Recorded data:
* * *

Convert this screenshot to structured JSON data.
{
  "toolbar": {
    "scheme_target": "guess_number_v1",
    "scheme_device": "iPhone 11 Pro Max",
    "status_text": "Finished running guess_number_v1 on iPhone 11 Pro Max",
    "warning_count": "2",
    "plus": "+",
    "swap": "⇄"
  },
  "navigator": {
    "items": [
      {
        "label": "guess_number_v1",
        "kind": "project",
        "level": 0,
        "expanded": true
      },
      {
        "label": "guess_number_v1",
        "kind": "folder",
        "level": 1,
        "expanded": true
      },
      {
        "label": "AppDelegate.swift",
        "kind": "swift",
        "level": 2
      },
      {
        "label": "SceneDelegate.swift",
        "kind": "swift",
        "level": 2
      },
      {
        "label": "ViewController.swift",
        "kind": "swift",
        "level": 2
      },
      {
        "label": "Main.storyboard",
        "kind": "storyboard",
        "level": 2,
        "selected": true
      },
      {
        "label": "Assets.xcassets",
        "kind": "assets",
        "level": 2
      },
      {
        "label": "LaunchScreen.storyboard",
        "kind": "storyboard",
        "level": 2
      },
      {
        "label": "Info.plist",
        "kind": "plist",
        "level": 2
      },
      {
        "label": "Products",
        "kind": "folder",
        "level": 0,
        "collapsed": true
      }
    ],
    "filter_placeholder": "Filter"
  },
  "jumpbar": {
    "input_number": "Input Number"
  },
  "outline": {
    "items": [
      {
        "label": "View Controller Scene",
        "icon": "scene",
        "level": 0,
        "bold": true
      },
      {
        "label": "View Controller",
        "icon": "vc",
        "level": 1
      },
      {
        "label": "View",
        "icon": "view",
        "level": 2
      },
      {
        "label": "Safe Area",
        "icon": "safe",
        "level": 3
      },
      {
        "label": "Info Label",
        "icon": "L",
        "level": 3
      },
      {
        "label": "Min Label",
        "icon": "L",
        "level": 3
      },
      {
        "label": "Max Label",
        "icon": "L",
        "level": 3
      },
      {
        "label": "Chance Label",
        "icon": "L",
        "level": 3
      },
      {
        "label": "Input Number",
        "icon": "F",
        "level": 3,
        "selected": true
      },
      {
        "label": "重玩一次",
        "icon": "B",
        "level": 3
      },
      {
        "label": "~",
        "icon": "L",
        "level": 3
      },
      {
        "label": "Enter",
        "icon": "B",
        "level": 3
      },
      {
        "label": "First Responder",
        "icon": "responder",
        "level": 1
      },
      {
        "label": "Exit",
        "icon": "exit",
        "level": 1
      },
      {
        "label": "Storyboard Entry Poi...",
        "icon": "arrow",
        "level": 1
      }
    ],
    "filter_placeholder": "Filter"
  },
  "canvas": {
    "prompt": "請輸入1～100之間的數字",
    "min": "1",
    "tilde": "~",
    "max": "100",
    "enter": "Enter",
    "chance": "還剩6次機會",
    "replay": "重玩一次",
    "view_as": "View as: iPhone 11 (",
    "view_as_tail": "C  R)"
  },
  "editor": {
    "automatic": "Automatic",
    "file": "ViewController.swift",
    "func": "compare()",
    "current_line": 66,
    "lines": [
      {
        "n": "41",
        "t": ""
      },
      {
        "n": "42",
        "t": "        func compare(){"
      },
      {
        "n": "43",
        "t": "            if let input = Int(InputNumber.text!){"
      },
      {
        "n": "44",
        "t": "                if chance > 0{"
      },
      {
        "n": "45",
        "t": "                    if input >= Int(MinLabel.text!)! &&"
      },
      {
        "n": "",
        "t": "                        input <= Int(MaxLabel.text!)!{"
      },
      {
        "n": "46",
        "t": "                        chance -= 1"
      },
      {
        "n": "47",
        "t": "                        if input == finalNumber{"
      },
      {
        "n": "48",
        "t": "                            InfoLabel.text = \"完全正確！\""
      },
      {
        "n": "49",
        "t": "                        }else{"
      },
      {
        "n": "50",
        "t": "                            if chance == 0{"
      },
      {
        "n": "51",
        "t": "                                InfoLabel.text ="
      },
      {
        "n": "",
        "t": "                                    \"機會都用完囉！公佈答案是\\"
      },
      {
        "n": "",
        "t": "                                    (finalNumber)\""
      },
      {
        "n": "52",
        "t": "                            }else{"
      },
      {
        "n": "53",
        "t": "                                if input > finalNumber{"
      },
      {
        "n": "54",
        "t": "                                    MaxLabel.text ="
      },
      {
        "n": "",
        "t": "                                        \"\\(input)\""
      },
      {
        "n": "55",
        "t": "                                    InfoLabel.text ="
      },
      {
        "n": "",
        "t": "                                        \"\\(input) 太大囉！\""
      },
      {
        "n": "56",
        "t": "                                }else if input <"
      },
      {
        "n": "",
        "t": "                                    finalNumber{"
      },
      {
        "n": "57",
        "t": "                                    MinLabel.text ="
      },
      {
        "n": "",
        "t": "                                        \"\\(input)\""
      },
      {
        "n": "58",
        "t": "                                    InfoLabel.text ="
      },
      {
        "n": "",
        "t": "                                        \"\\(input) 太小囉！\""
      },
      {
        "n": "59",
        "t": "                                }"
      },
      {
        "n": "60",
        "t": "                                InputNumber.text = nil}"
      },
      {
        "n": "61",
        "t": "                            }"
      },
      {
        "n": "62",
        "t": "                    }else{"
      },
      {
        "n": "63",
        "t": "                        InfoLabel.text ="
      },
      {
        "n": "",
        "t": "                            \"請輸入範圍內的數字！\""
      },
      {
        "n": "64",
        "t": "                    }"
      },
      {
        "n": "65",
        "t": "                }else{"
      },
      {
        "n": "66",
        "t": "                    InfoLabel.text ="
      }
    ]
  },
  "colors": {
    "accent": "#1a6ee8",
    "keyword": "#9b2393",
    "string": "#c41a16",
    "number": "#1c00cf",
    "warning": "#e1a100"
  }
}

* * *

Work instructions: Gather all lines where the word "else" appears.

Task solution:
        "t": "                        }else{"
        "t": "                            }else{"
        "t": "                                }else if input <"
        "t": "                    }else{"
        "t": "                }else{"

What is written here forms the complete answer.